Copy each line of the material below that includes the string "fraîche".

■ ■ ■

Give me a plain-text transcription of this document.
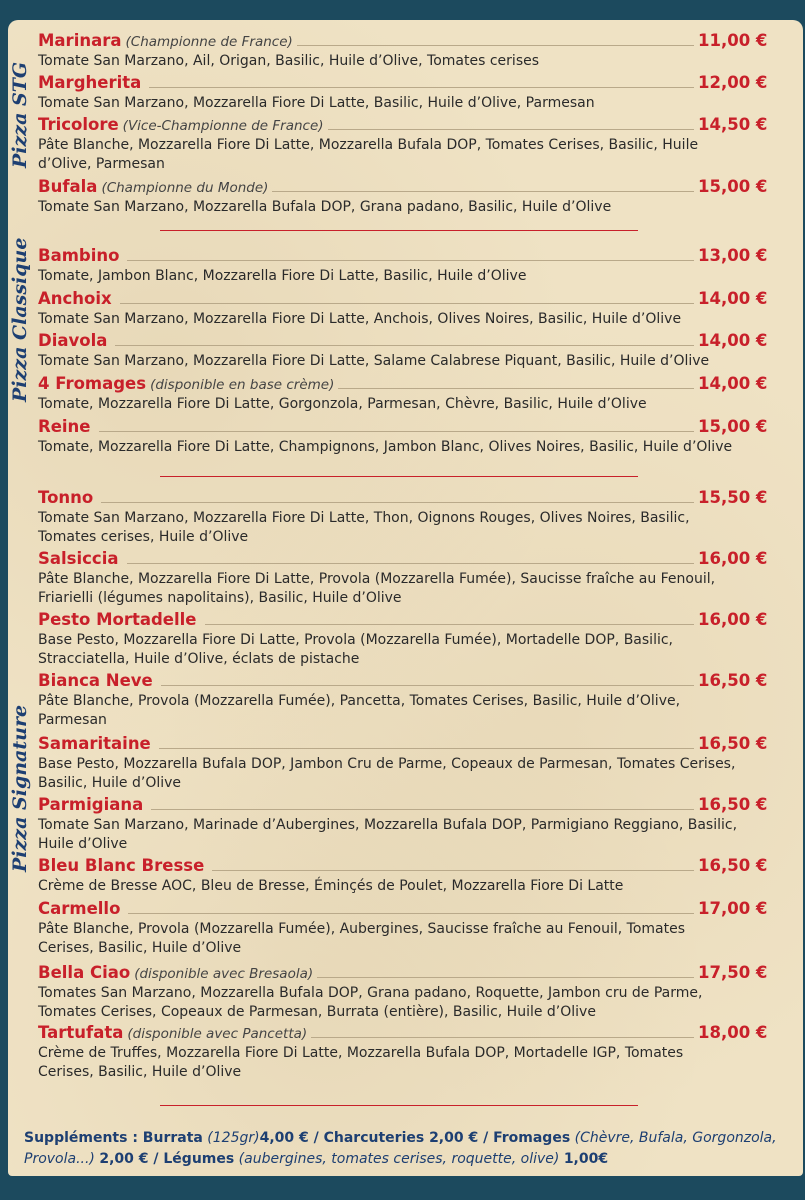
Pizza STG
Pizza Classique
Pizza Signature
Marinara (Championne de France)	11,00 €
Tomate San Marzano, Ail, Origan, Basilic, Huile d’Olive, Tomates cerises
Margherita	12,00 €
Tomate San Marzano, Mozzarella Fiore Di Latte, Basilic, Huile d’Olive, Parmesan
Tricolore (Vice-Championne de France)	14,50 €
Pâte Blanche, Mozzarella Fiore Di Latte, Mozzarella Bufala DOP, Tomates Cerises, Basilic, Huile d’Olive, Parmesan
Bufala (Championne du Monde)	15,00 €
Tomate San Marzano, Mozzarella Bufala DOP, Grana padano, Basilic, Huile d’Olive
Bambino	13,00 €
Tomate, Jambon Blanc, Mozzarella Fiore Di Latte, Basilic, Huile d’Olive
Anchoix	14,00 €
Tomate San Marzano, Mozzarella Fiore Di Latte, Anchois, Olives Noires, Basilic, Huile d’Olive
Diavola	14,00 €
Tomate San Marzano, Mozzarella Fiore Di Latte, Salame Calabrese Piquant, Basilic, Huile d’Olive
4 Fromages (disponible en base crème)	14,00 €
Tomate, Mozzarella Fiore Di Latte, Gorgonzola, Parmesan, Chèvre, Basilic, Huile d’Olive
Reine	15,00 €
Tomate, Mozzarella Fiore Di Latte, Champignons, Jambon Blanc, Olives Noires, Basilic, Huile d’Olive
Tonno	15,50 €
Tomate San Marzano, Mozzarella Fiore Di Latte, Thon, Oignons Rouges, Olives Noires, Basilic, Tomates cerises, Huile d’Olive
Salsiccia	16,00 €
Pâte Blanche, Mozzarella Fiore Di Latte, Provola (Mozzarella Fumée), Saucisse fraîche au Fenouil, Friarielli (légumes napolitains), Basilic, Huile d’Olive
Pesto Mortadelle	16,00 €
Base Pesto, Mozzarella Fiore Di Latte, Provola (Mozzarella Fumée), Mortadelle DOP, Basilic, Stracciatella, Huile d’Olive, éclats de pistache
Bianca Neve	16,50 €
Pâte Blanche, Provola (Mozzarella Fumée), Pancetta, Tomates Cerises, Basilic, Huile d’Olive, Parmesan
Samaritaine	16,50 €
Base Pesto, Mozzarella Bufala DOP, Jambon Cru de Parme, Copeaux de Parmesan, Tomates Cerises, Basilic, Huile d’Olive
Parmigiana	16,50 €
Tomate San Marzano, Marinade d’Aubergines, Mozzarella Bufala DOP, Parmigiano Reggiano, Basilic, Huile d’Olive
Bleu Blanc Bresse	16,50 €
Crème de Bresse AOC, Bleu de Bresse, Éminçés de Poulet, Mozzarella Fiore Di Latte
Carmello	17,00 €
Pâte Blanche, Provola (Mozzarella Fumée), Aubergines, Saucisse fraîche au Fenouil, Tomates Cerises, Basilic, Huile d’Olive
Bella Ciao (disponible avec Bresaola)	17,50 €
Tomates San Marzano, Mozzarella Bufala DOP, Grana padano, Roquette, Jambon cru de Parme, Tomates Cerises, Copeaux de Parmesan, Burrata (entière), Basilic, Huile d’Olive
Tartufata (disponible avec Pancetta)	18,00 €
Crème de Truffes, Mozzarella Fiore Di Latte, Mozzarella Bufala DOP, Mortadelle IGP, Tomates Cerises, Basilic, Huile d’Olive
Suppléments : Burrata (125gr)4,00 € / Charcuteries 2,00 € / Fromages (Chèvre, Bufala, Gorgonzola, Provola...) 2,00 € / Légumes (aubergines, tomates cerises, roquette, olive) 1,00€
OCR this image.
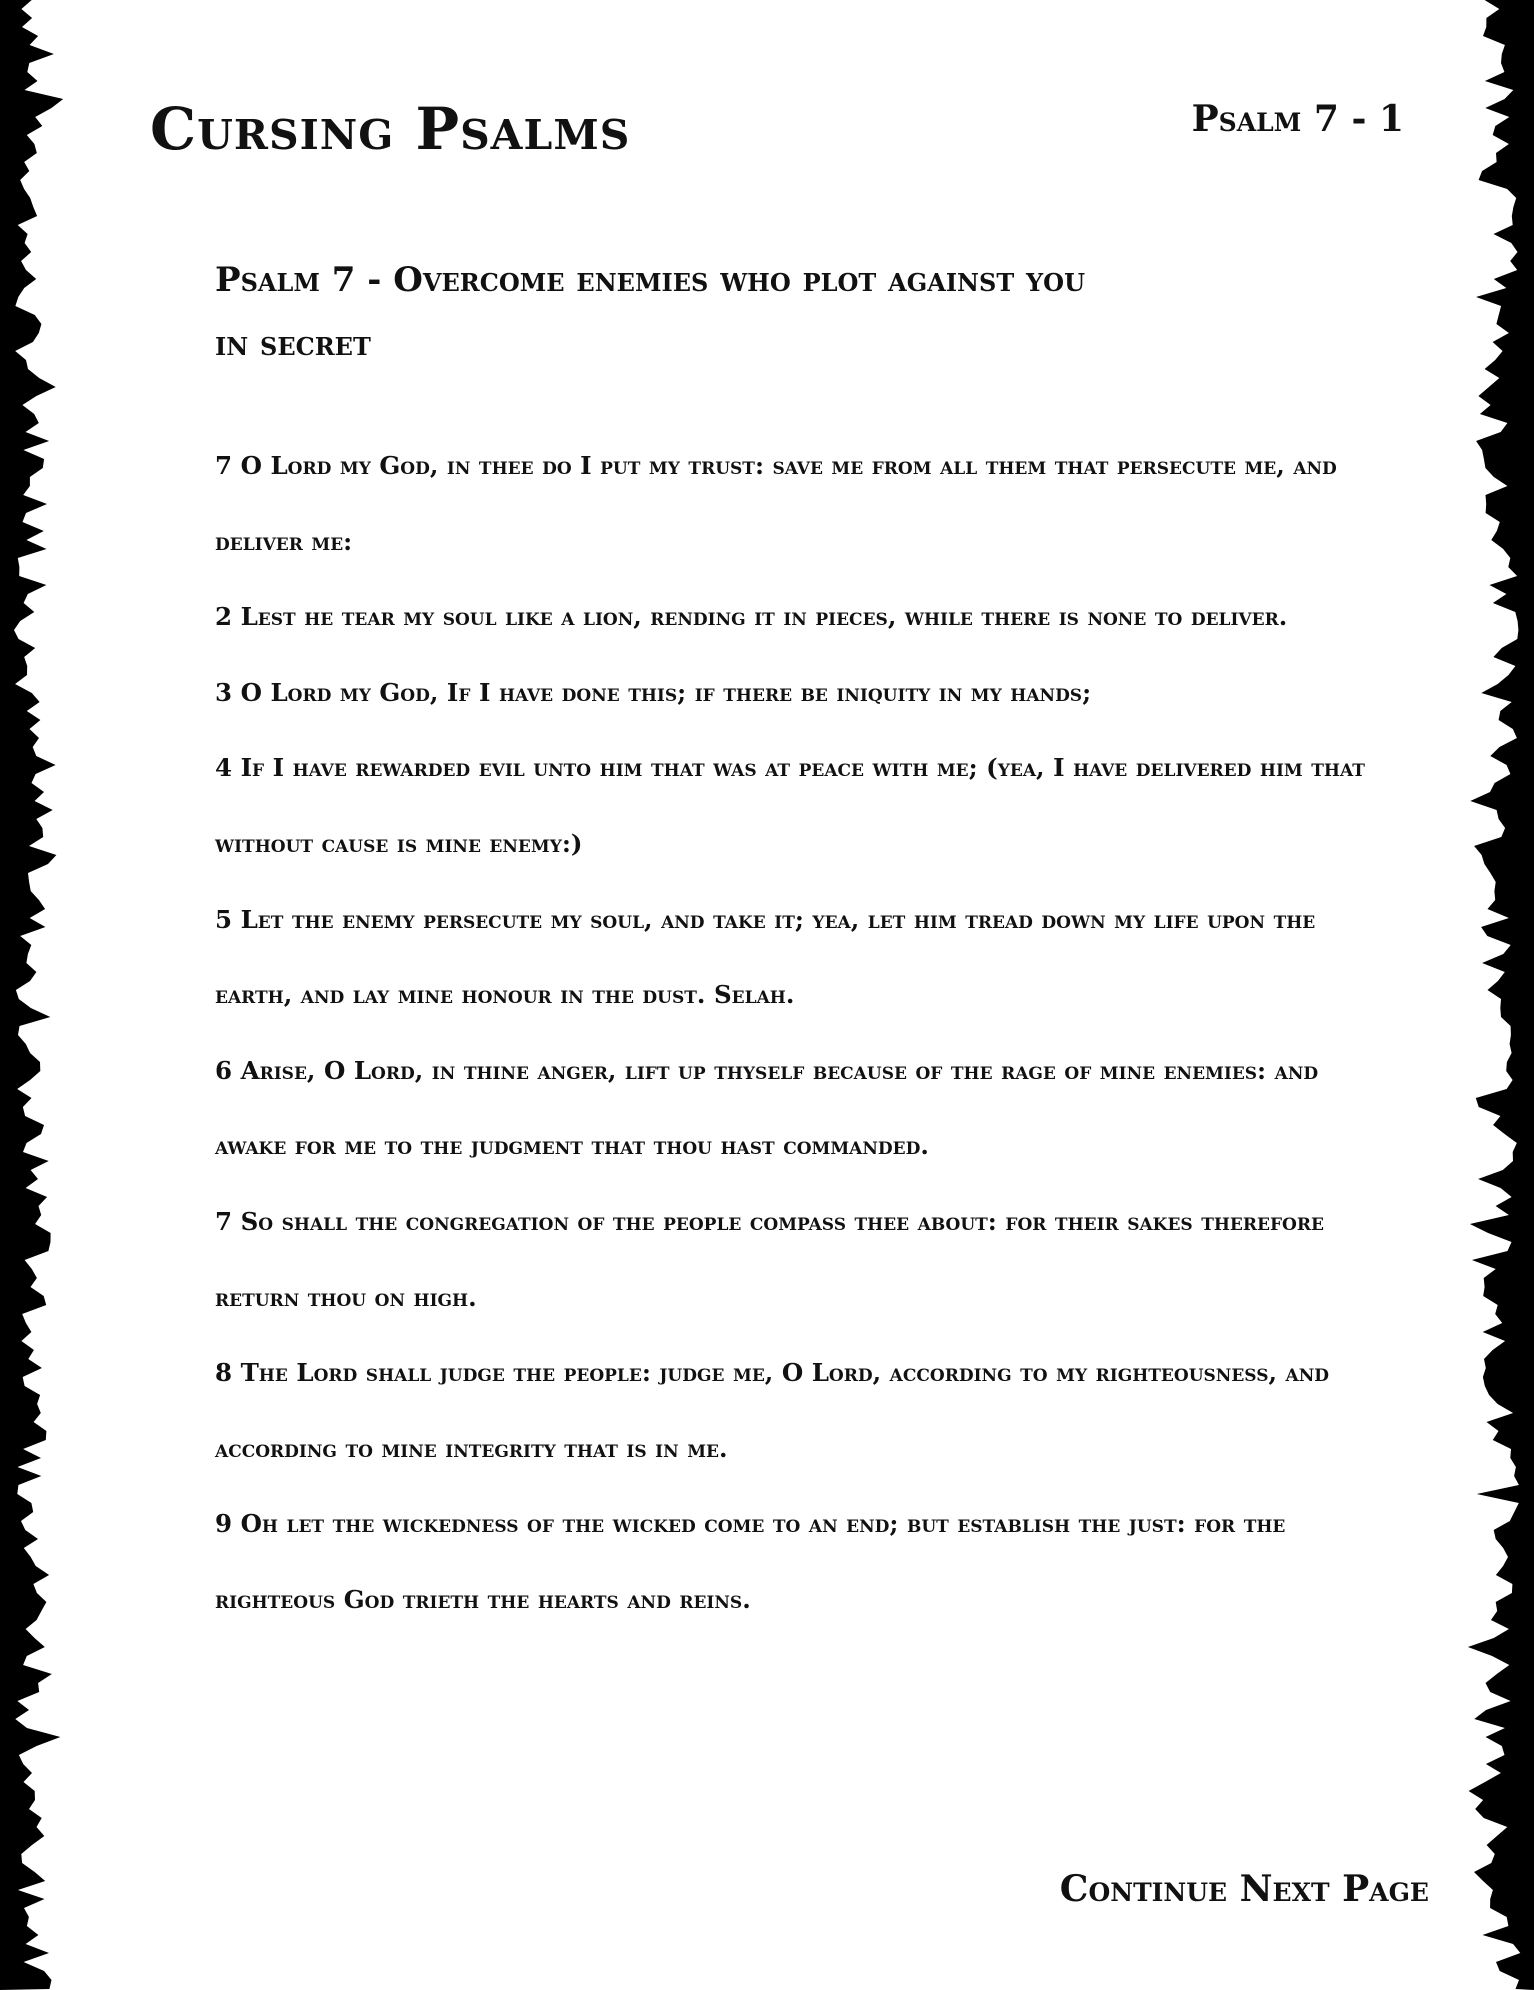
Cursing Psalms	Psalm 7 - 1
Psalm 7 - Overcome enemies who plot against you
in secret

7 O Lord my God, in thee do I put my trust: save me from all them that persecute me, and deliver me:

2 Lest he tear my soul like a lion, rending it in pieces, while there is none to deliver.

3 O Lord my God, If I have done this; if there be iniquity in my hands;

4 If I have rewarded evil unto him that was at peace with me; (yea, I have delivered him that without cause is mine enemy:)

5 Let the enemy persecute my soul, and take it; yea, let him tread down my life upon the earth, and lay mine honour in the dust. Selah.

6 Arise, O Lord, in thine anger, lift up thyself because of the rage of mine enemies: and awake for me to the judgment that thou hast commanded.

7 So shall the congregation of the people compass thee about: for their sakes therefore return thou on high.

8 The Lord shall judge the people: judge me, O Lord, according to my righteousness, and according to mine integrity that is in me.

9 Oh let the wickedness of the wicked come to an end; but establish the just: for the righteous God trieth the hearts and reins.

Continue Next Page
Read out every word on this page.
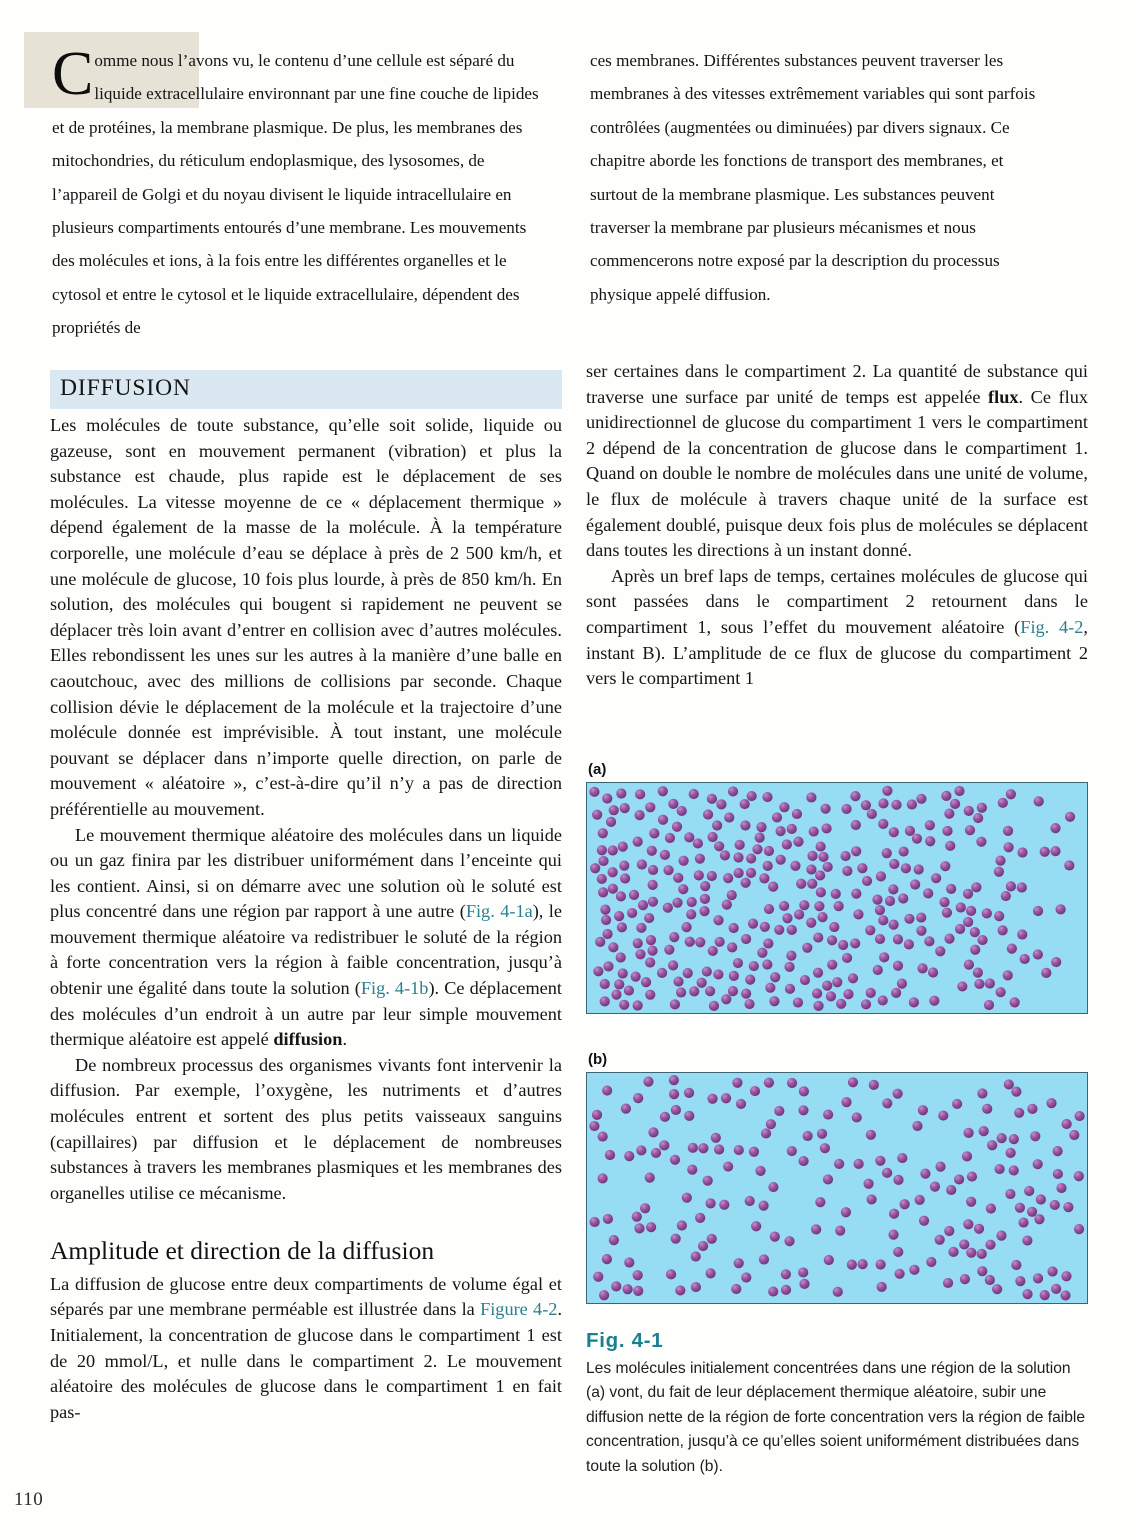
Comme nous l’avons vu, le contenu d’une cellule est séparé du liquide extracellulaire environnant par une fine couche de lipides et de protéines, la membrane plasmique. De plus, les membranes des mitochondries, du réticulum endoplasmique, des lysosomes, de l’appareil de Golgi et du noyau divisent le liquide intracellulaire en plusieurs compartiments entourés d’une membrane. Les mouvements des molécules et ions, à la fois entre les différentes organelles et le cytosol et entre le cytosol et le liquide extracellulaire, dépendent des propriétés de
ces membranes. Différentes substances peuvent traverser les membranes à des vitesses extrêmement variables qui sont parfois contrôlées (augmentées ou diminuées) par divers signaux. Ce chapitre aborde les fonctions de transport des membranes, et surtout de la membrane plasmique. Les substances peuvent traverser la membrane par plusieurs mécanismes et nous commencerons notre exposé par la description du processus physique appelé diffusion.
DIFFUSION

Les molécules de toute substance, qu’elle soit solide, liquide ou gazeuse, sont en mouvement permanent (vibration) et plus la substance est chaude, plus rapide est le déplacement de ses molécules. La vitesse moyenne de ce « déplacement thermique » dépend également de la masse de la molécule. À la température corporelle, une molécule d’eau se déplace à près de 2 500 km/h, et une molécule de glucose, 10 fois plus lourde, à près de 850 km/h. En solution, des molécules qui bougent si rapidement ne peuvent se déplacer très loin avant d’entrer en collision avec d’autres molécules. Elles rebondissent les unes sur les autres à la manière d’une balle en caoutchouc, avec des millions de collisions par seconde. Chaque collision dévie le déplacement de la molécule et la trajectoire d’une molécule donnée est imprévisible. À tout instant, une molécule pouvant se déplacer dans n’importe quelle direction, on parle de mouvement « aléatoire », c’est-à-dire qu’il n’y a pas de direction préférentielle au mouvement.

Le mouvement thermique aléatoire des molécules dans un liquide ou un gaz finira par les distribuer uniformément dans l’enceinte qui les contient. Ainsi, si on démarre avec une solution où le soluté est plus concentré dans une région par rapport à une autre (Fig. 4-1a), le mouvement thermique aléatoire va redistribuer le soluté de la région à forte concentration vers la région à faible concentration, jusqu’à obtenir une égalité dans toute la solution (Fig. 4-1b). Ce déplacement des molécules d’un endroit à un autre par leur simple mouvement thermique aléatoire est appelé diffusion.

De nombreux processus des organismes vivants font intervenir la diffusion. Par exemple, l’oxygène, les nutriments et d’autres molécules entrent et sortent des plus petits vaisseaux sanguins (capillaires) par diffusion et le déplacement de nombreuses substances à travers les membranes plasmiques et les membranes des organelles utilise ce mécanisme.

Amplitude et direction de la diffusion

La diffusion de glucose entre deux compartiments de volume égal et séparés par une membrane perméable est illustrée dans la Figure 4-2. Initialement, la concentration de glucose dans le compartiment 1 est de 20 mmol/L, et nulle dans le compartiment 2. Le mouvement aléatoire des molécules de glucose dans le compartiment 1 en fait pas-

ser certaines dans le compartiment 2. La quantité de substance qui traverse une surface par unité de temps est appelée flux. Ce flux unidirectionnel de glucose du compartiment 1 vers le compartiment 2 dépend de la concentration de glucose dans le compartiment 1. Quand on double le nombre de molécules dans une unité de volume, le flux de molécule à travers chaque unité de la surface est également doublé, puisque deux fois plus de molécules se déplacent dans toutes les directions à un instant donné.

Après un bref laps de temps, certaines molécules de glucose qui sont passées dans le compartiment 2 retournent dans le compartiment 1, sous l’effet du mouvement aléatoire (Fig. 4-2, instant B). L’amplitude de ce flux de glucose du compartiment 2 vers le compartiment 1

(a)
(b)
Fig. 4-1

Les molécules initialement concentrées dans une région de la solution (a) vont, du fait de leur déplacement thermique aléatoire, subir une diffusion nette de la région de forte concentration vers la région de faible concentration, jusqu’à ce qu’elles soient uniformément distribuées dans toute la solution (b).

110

■ ■ ■

### SOLUTION TO THE EXERCISE
Pâte Blanche, Mozzarella Fiore Di Latte, Provola (Mozzarella Fumée), Saucisse fraîche au Fenouil, Friarielli (légumes napolitains), Basilic, Huile d’Olive
Pâte Blanche, Provola (Mozzarella Fumée), Aubergines, Saucisse fraîche au Fenouil, Tomates Cerises, Basilic, Huile d’Olive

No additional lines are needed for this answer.